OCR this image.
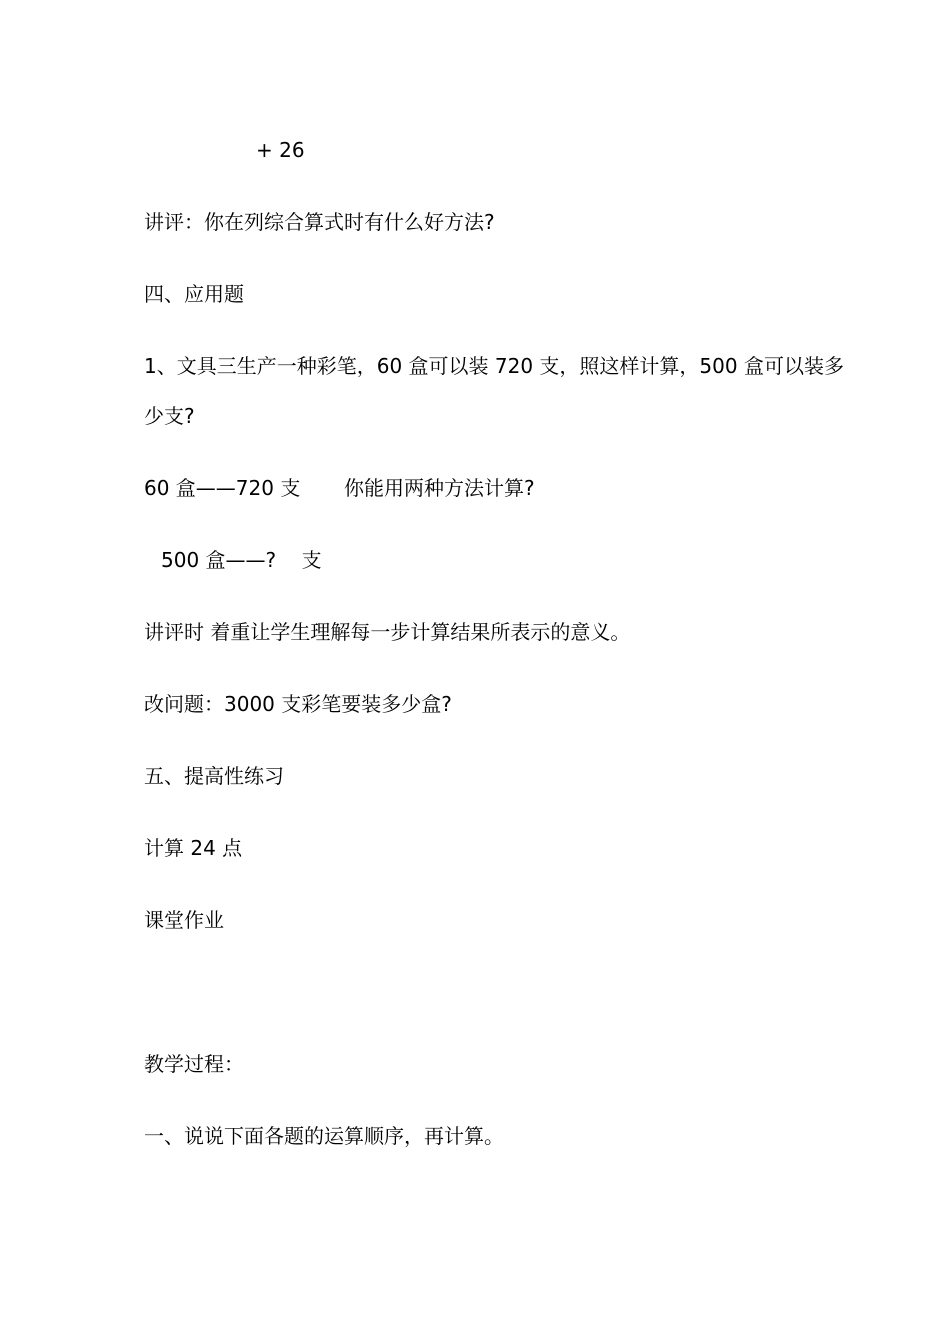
+ 26
讲评：你在列综合算式时有什么好方法?
四、应用题
1、文具三生产一种彩笔，60 盒可以装 720 支，照这样计算，500 盒可以装多
少支?
60 盒——720 支 你能用两种方法计算?
500 盒——?    支
讲评时 着重让学生理解每一步计算结果所表示的意义。
改问题：3000 支彩笔要装多少盒?
五、提高性练习
计算 24 点
课堂作业
教学过程：
一、说说下面各题的运算顺序，再计算。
☆ ☆ ☆
REQUIRED TASK:
Copy out all the data without changing anything, and drop the pictures.

IN RESPONSE:
OCR this image.
+ 26
讲评：你在列综合算式时有什么好方法?
四、应用题
1、文具三生产一种彩笔，60 盒可以装 720 支，照这样计算，500 盒可以装多
少支?
60 盒——720 支 你能用两种方法计算?
500 盒——?    支
讲评时 着重让学生理解每一步计算结果所表示的意义。
改问题：3000 支彩笔要装多少盒?
五、提高性练习
计算 24 点
课堂作业
教学过程：
一、说说下面各题的运算顺序，再计算。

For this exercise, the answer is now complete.